**BRIEF**
Turn the records below into a Markdown table with the columns "Row" and "Line": one numbered row for each line, with blank lines skipped. Leave out the pictures.

**RECORDS TO PROCESS**
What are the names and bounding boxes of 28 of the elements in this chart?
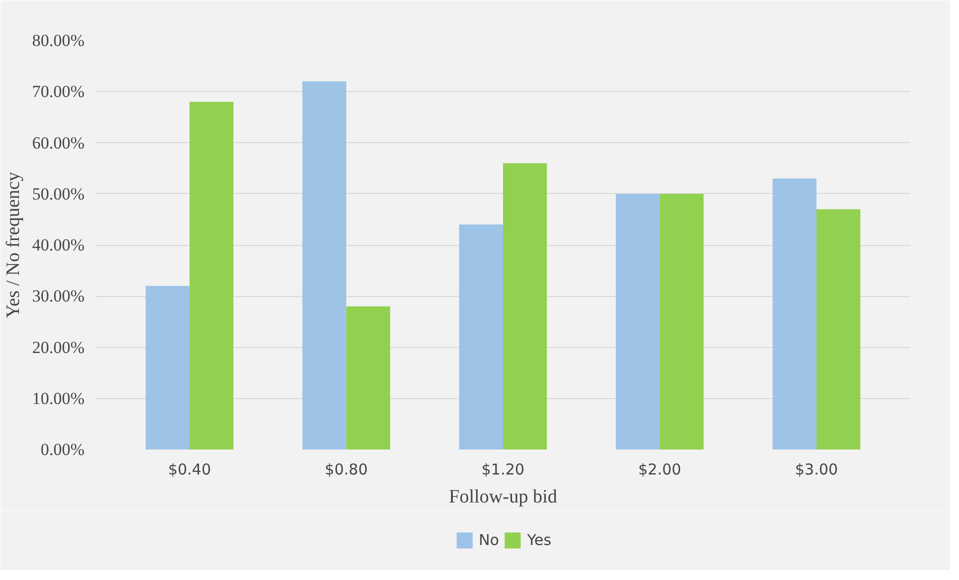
- x-tick-label: $0.80: [324, 460, 368, 478]
- legend-label: Yes: [527, 531, 552, 549]
- bar: [816, 209, 860, 450]
- bar: [146, 286, 190, 450]
- x-tick-label: $0.40: [168, 460, 212, 478]
- y-tick-label: 20.00%: [32, 338, 85, 357]
- y-tick-label: 70.00%: [32, 82, 85, 102]
- bar: [616, 194, 660, 450]
- y-axis-title: Yes / No frequency: [3, 171, 24, 318]
- y-tick-label: 0.00%: [40, 440, 85, 459]
- y-tick-label: 40.00%: [32, 236, 85, 254]
- bar: [503, 163, 547, 450]
- y-tick-label: 30.00%: [32, 286, 85, 306]
- bar: [346, 306, 390, 450]
- y-tick-label: 60.00%: [32, 133, 85, 152]
- y-tick-label: 80.00%: [32, 31, 85, 50]
- x-tick-label: $3.00: [794, 460, 838, 478]
- x-tick-label: $2.00: [638, 460, 682, 478]
- bar: [459, 224, 503, 450]
- y-tick-label: 10.00%: [32, 388, 85, 408]
- x-axis-title: Follow-up bid: [448, 486, 558, 508]
- x-tick-label: $1.20: [482, 460, 524, 478]
- bar: [660, 194, 704, 450]
- bar: [190, 102, 234, 450]
- bar: [302, 81, 346, 450]
- bar: [772, 178, 816, 450]
- y-tick-label: 50.00%: [32, 184, 85, 204]
- legend-label: No: [478, 531, 500, 549]
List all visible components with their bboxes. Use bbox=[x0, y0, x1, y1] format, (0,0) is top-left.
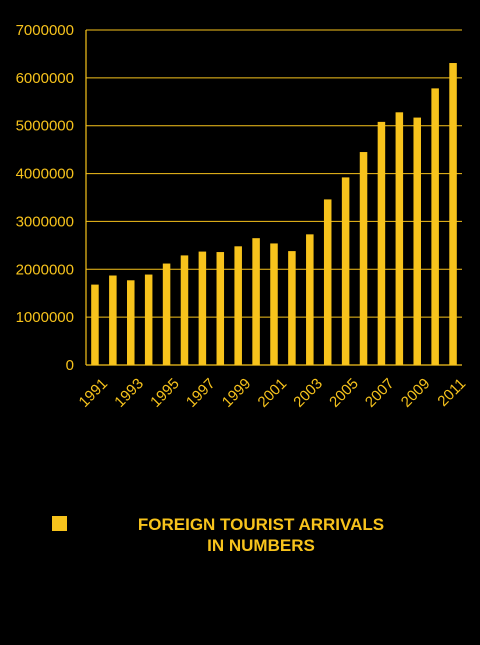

**CORRECT RESPONSE**
| Row | Line |
|---|---|
| 1 | What are the names and bounding boxes of 28 of the elements in this chart? |
| 2 | - x-tick-label: $0.80: [324, 460, 368, 478] |
| 3 | - legend-label: Yes: [527, 531, 552, 549] |
| 4 | - bar: [816, 209, 860, 450] |
| 5 | - bar: [146, 286, 190, 450] |
| 6 | - x-tick-label: $0.40: [168, 460, 212, 478] |
| 7 | - y-tick-label: 20.00%: [32, 338, 85, 357] |
| 8 | - y-tick-label: 70.00%: [32, 82, 85, 102] |
| 9 | - bar: [616, 194, 660, 450] |
| 10 | - y-axis-title: Yes / No frequency: [3, 171, 24, 318] |
| 11 | - y-tick-label: 0.00%: [40, 440, 85, 459] |
| 12 | - y-tick-label: 40.00%: [32, 236, 85, 254] |
| 13 | - bar: [503, 163, 547, 450] |
| 14 | - y-tick-label: 30.00%: [32, 286, 85, 306] |
| 15 | - bar: [346, 306, 390, 450] |
| 16 | - y-tick-label: 60.00%: [32, 133, 85, 152] |
| 17 | - y-tick-label: 80.00%: [32, 31, 85, 50] |
| 18 | - x-tick-label: $3.00: [794, 460, 838, 478] |
| 19 | - x-tick-label: $2.00: [638, 460, 682, 478] |
| 20 | - bar: [459, 224, 503, 450] |
| 21 | - y-tick-label: 10.00%: [32, 388, 85, 408] |
| 22 | - x-axis-title: Follow-up bid: [448, 486, 558, 508] |
| 23 | - x-tick-label: $1.20: [482, 460, 524, 478] |
| 24 | - bar: [660, 194, 704, 450] |
| 25 | - bar: [190, 102, 234, 450] |
| 26 | - bar: [302, 81, 346, 450] |
| 27 | - bar: [772, 178, 816, 450] |
| 28 | - y-tick-label: 50.00%: [32, 184, 85, 204] |
| 29 | - legend-label: No: [478, 531, 500, 549] |
| 30 | List all visible components with their bboxes. Use bbox=[x0, y0, x1, y1] format, (0,0) is top-left. |